## BEGIN Data shown

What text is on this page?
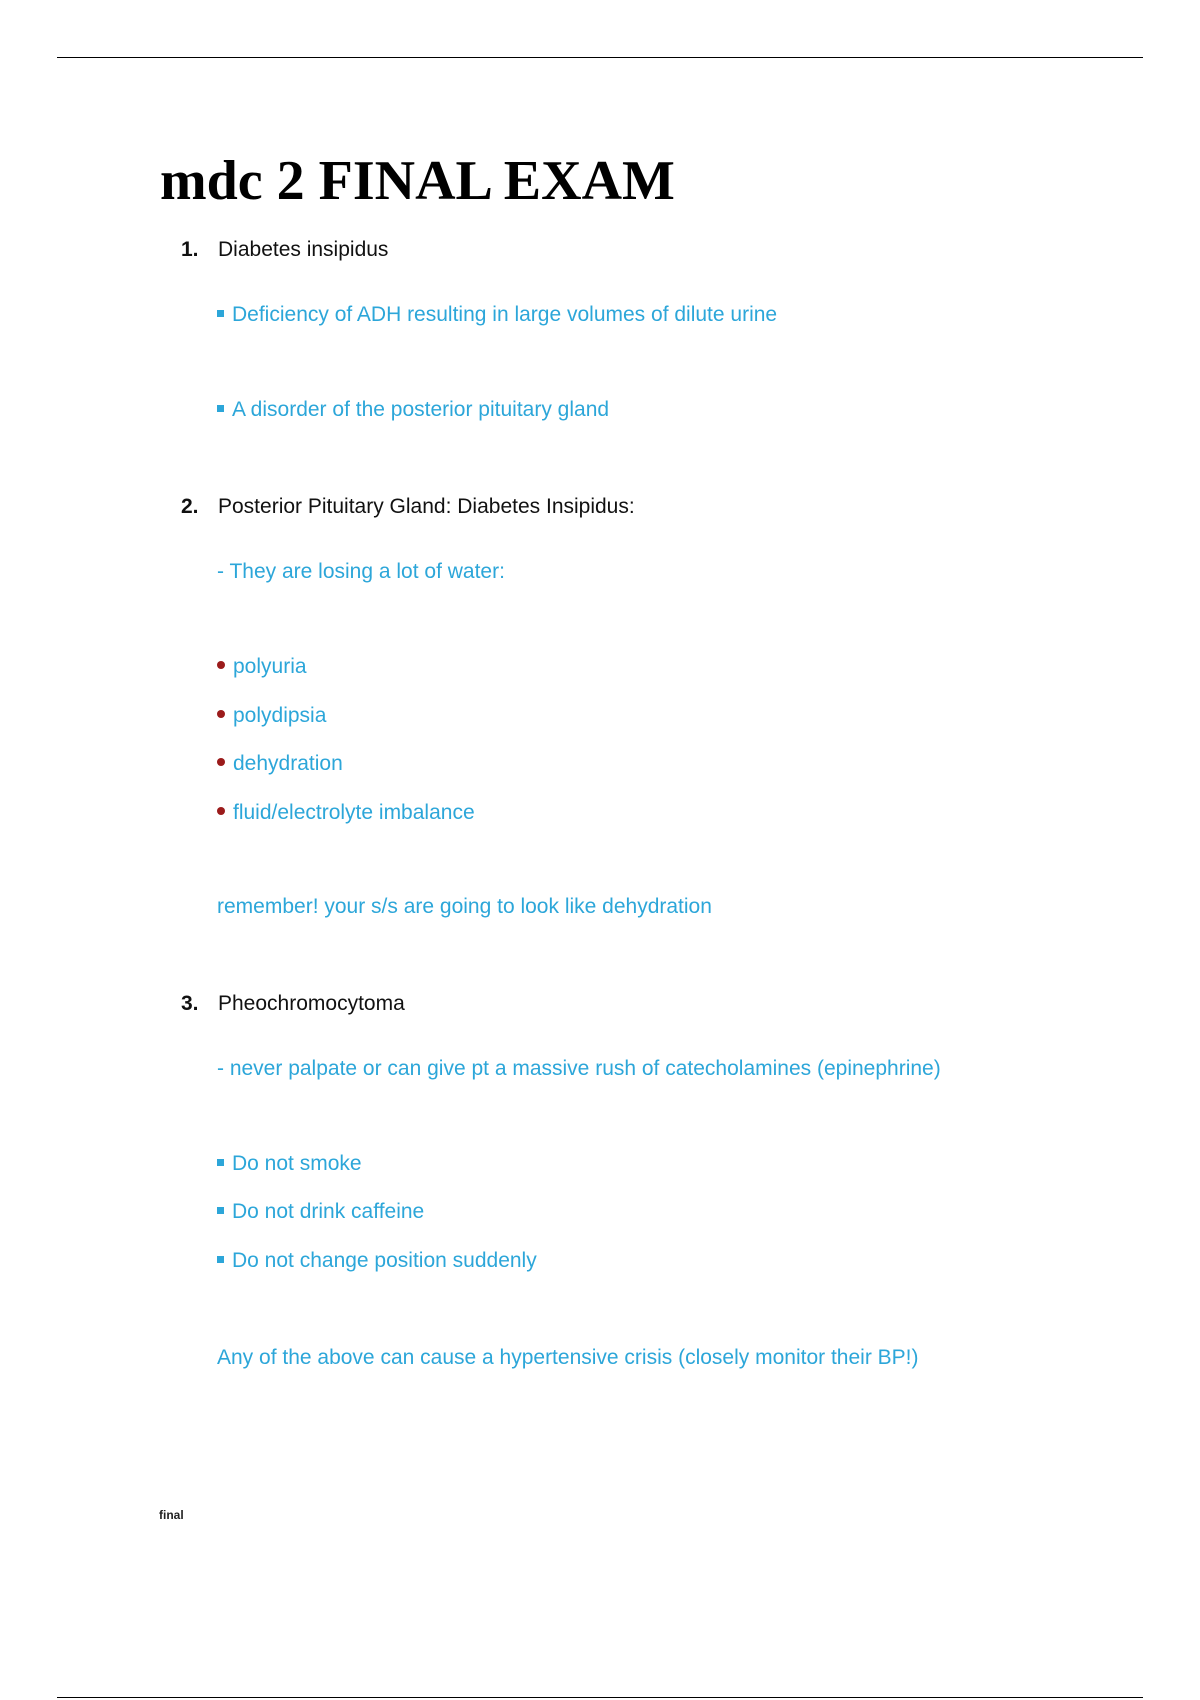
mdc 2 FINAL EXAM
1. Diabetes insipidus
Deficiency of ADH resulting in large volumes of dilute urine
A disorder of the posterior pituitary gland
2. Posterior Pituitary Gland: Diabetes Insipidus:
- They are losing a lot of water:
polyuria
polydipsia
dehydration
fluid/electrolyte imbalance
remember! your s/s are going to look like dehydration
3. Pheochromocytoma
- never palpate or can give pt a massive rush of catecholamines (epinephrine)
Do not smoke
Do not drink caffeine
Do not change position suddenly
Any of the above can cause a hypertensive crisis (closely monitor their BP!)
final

## END Data shown

Report how many lines of the data contain the word "Diabetes", using the number alone.

- _The response_:
2